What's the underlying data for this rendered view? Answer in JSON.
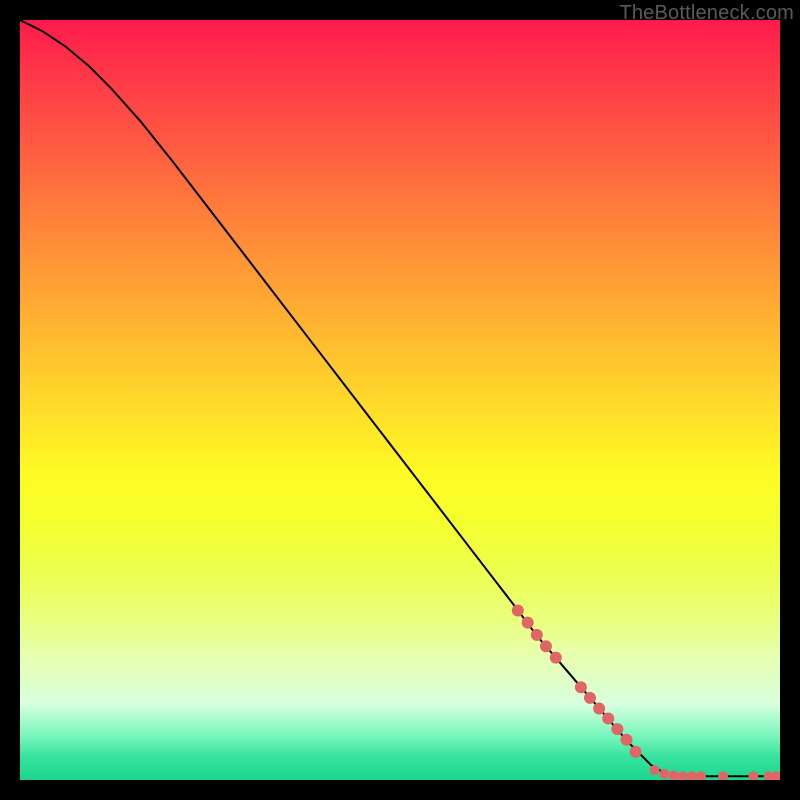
{
  "watermark": "TheBottleneck.com",
  "chart_data": {
    "type": "line",
    "title": "",
    "xlabel": "",
    "ylabel": "",
    "xlim": [
      0,
      100
    ],
    "ylim": [
      0,
      100
    ],
    "grid": false,
    "legend": false,
    "curve": [
      {
        "x": 0,
        "y": 100
      },
      {
        "x": 3,
        "y": 98.5
      },
      {
        "x": 6,
        "y": 96.5
      },
      {
        "x": 9,
        "y": 94
      },
      {
        "x": 12,
        "y": 91
      },
      {
        "x": 16,
        "y": 86.5
      },
      {
        "x": 20,
        "y": 81.5
      },
      {
        "x": 25,
        "y": 75
      },
      {
        "x": 30,
        "y": 68.5
      },
      {
        "x": 35,
        "y": 62
      },
      {
        "x": 40,
        "y": 55.5
      },
      {
        "x": 45,
        "y": 49
      },
      {
        "x": 50,
        "y": 42.5
      },
      {
        "x": 55,
        "y": 36
      },
      {
        "x": 60,
        "y": 29.5
      },
      {
        "x": 65,
        "y": 23
      },
      {
        "x": 68,
        "y": 19
      },
      {
        "x": 71,
        "y": 15.5
      },
      {
        "x": 74,
        "y": 12
      },
      {
        "x": 77,
        "y": 8.5
      },
      {
        "x": 80,
        "y": 5
      },
      {
        "x": 83,
        "y": 2
      },
      {
        "x": 85,
        "y": 0.8
      },
      {
        "x": 88,
        "y": 0.5
      },
      {
        "x": 91,
        "y": 0.5
      },
      {
        "x": 94,
        "y": 0.5
      },
      {
        "x": 97,
        "y": 0.5
      },
      {
        "x": 100,
        "y": 0.5
      }
    ],
    "marker_clusters": [
      {
        "x": 65.5,
        "y": 22.3,
        "r": 6
      },
      {
        "x": 66.8,
        "y": 20.7,
        "r": 6
      },
      {
        "x": 68.0,
        "y": 19.1,
        "r": 6
      },
      {
        "x": 69.2,
        "y": 17.6,
        "r": 6
      },
      {
        "x": 70.5,
        "y": 16.1,
        "r": 6
      },
      {
        "x": 73.8,
        "y": 12.2,
        "r": 6
      },
      {
        "x": 75.0,
        "y": 10.8,
        "r": 6
      },
      {
        "x": 76.2,
        "y": 9.4,
        "r": 6
      },
      {
        "x": 77.4,
        "y": 8.1,
        "r": 6
      },
      {
        "x": 78.6,
        "y": 6.7,
        "r": 6
      },
      {
        "x": 79.8,
        "y": 5.3,
        "r": 6
      },
      {
        "x": 81.0,
        "y": 3.7,
        "r": 6
      },
      {
        "x": 83.5,
        "y": 1.3,
        "r": 5
      },
      {
        "x": 84.8,
        "y": 0.8,
        "r": 5
      },
      {
        "x": 86.0,
        "y": 0.6,
        "r": 5
      },
      {
        "x": 87.2,
        "y": 0.5,
        "r": 5
      },
      {
        "x": 88.4,
        "y": 0.5,
        "r": 5
      },
      {
        "x": 89.6,
        "y": 0.5,
        "r": 5
      },
      {
        "x": 92.5,
        "y": 0.5,
        "r": 5
      },
      {
        "x": 96.5,
        "y": 0.5,
        "r": 5
      },
      {
        "x": 98.5,
        "y": 0.5,
        "r": 5
      },
      {
        "x": 99.5,
        "y": 0.5,
        "r": 5
      }
    ],
    "marker_color": "#e06666",
    "curve_color": "#000000"
  }
}
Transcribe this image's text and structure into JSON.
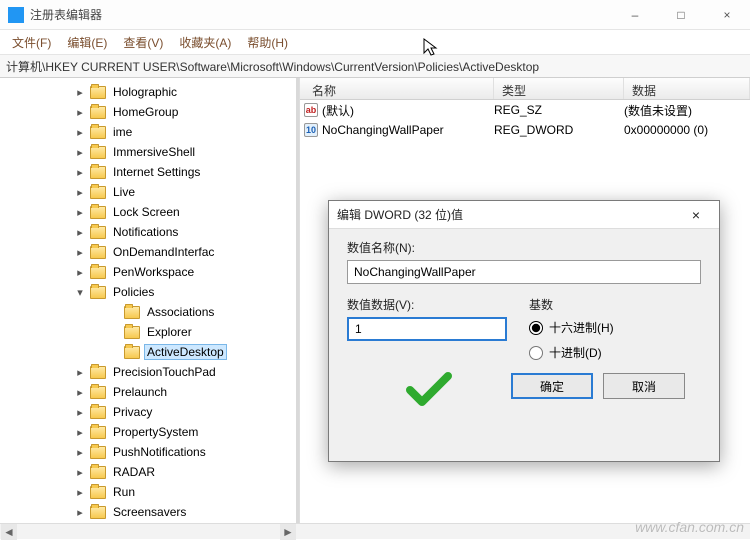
{
  "window": {
    "title": "注册表编辑器",
    "controls": {
      "minimize": "–",
      "maximize": "□",
      "close": "×"
    }
  },
  "menu": {
    "file": "文件(F)",
    "edit": "编辑(E)",
    "view": "查看(V)",
    "favorites": "收藏夹(A)",
    "help": "帮助(H)"
  },
  "path": "计算机\\HKEY CURRENT USER\\Software\\Microsoft\\Windows\\CurrentVersion\\Policies\\ActiveDesktop",
  "tree": {
    "nodes": [
      {
        "label": "Holographic",
        "expander": ">",
        "depth": 2
      },
      {
        "label": "HomeGroup",
        "expander": ">",
        "depth": 2
      },
      {
        "label": "ime",
        "expander": ">",
        "depth": 2
      },
      {
        "label": "ImmersiveShell",
        "expander": ">",
        "depth": 2
      },
      {
        "label": "Internet Settings",
        "expander": ">",
        "depth": 2
      },
      {
        "label": "Live",
        "expander": ">",
        "depth": 2
      },
      {
        "label": "Lock Screen",
        "expander": ">",
        "depth": 2
      },
      {
        "label": "Notifications",
        "expander": ">",
        "depth": 2
      },
      {
        "label": "OnDemandInterfac",
        "expander": ">",
        "depth": 2
      },
      {
        "label": "PenWorkspace",
        "expander": ">",
        "depth": 2
      },
      {
        "label": "Policies",
        "expander": "v",
        "depth": 2,
        "expanded": true
      },
      {
        "label": "Associations",
        "expander": "",
        "depth": 3
      },
      {
        "label": "Explorer",
        "expander": "",
        "depth": 3
      },
      {
        "label": "ActiveDesktop",
        "expander": "",
        "depth": 3,
        "selected": true
      },
      {
        "label": "PrecisionTouchPad",
        "expander": ">",
        "depth": 2
      },
      {
        "label": "Prelaunch",
        "expander": ">",
        "depth": 2
      },
      {
        "label": "Privacy",
        "expander": ">",
        "depth": 2
      },
      {
        "label": "PropertySystem",
        "expander": ">",
        "depth": 2
      },
      {
        "label": "PushNotifications",
        "expander": ">",
        "depth": 2
      },
      {
        "label": "RADAR",
        "expander": ">",
        "depth": 2
      },
      {
        "label": "Run",
        "expander": ">",
        "depth": 2
      },
      {
        "label": "Screensavers",
        "expander": ">",
        "depth": 2
      }
    ]
  },
  "list": {
    "columns": {
      "name": "名称",
      "type": "类型",
      "data": "数据"
    },
    "rows": [
      {
        "icon": "sz",
        "name": "(默认)",
        "type": "REG_SZ",
        "data": "(数值未设置)"
      },
      {
        "icon": "dw",
        "name": "NoChangingWallPaper",
        "type": "REG_DWORD",
        "data": "0x00000000 (0)"
      }
    ]
  },
  "dialog": {
    "title": "编辑 DWORD (32 位)值",
    "name_label": "数值名称(N):",
    "name_value": "NoChangingWallPaper",
    "data_label": "数值数据(V):",
    "data_value": "1",
    "base_label": "基数",
    "radio_hex": "十六进制(H)",
    "radio_dec": "十进制(D)",
    "ok": "确定",
    "cancel": "取消",
    "close": "×"
  },
  "watermark": "www.cfan.com.cn"
}
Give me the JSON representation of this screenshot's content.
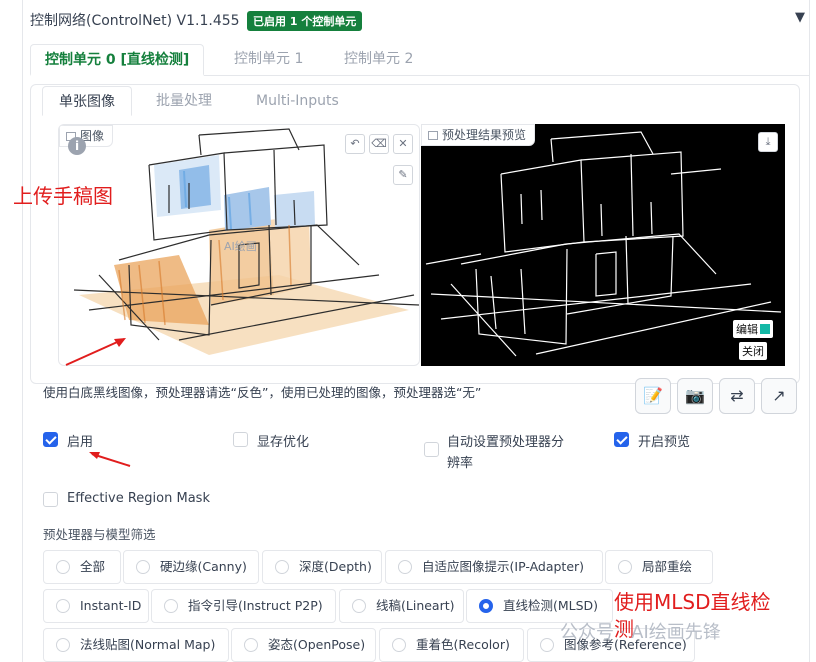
{
  "header": {
    "title": "控制网络(ControlNet) V1.1.455",
    "badge": "已启用 1 个控制单元",
    "collapse_icon": "triangle-down-icon"
  },
  "unit_tabs": [
    {
      "label": "控制单元 0 [直线检测]",
      "active": true
    },
    {
      "label": "控制单元 1",
      "active": false
    },
    {
      "label": "控制单元 2",
      "active": false
    }
  ],
  "image_tabs": [
    {
      "label": "单张图像",
      "active": true
    },
    {
      "label": "批量处理",
      "active": false
    },
    {
      "label": "Multi-Inputs",
      "active": false
    }
  ],
  "left_canvas": {
    "label": "图像",
    "watermark": "AI绘画",
    "tools": [
      "undo-icon",
      "eraser-icon",
      "close-icon",
      "brush-icon"
    ]
  },
  "right_canvas": {
    "label": "预处理结果预览",
    "edit_label": "编辑",
    "close_label": "关闭",
    "download_icon": "download-icon"
  },
  "annotations": {
    "upload": "上传手稿图",
    "mlsd_line1": "使用MLSD直线检",
    "mlsd_line2": "测"
  },
  "hint": "使用白底黑线图像，预处理器请选“反色”，使用已处理的图像，预处理器选“无”",
  "action_buttons": [
    "notes-icon",
    "camera-icon",
    "swap-icon",
    "send-icon"
  ],
  "checkboxes": {
    "enable": {
      "label": "启用",
      "checked": true
    },
    "low_vram": {
      "label": "显存优化",
      "checked": false
    },
    "pixel_perfect_line1": "自动设置预处理器分",
    "pixel_perfect_line2": "辨率",
    "pixel_perfect_checked": false,
    "preview": {
      "label": "开启预览",
      "checked": true
    },
    "region_mask": {
      "label": "Effective Region Mask",
      "checked": false
    }
  },
  "filter_label": "预处理器与模型筛选",
  "filters": [
    {
      "label": "全部",
      "selected": false
    },
    {
      "label": "硬边缘(Canny)",
      "selected": false
    },
    {
      "label": "深度(Depth)",
      "selected": false
    },
    {
      "label": "自适应图像提示(IP-Adapter)",
      "selected": false
    },
    {
      "label": "局部重绘",
      "selected": false
    },
    {
      "label": "Instant-ID",
      "selected": false
    },
    {
      "label": "指令引导(Instruct P2P)",
      "selected": false
    },
    {
      "label": "线稿(Lineart)",
      "selected": false
    },
    {
      "label": "直线检测(MLSD)",
      "selected": true
    },
    {
      "label": "法线贴图(Normal Map)",
      "selected": false
    },
    {
      "label": "姿态(OpenPose)",
      "selected": false
    },
    {
      "label": "重着色(Recolor)",
      "selected": false
    },
    {
      "label": "图像参考(Reference)",
      "selected": false
    }
  ],
  "watermark": "公众号 · AI绘画先锋",
  "colors": {
    "accent_green": "#15803d",
    "accent_blue": "#2563eb",
    "annotation_red": "#e11d1d"
  }
}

• _Task statement_:
Pull out all lines from the listing that contain the string "title".

• _Result below_:
    "title": "",
    "title": "注册表编辑器",
    "title": "编辑 DWORD (32 位)值",
    "title": "控制网络(ControlNet) V1.1.455",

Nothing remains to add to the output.